REQUIRED WORK => State only the number of lines that contain the string "eval".
[start TASK MATERIAL]
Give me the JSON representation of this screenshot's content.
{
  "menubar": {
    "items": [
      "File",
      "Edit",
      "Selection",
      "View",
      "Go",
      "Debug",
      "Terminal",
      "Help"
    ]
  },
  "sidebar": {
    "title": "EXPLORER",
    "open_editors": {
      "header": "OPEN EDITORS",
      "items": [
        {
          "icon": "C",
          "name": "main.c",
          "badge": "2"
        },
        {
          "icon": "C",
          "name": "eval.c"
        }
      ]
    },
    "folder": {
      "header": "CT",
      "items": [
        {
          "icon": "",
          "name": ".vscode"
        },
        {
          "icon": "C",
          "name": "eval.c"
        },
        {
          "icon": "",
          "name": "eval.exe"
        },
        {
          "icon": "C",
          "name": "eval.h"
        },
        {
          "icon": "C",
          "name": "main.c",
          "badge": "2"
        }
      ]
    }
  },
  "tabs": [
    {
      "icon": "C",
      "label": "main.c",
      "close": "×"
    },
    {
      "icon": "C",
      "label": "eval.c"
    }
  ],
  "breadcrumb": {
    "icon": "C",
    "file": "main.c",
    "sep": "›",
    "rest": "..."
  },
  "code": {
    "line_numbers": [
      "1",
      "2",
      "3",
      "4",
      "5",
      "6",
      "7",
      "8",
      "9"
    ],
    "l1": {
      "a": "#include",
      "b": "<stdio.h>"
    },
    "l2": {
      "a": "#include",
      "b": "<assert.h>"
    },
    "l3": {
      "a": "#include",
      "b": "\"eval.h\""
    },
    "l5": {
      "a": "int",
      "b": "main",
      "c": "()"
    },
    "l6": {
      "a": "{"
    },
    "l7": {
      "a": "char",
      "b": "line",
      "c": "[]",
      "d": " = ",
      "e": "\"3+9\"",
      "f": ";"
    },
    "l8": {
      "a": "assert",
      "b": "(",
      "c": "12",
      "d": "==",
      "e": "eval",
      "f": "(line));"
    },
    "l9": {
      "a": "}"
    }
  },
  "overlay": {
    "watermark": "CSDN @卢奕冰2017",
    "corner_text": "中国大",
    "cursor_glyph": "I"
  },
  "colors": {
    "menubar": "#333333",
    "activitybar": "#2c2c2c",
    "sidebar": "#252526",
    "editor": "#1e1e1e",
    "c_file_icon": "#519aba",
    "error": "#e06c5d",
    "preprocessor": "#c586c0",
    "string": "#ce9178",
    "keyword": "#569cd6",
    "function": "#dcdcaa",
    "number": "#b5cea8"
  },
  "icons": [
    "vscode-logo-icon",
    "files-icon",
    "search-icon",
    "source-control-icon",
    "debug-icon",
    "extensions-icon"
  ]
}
[end TASK MATERIAL]
ANSWER FOR THIS EXERCISE => 7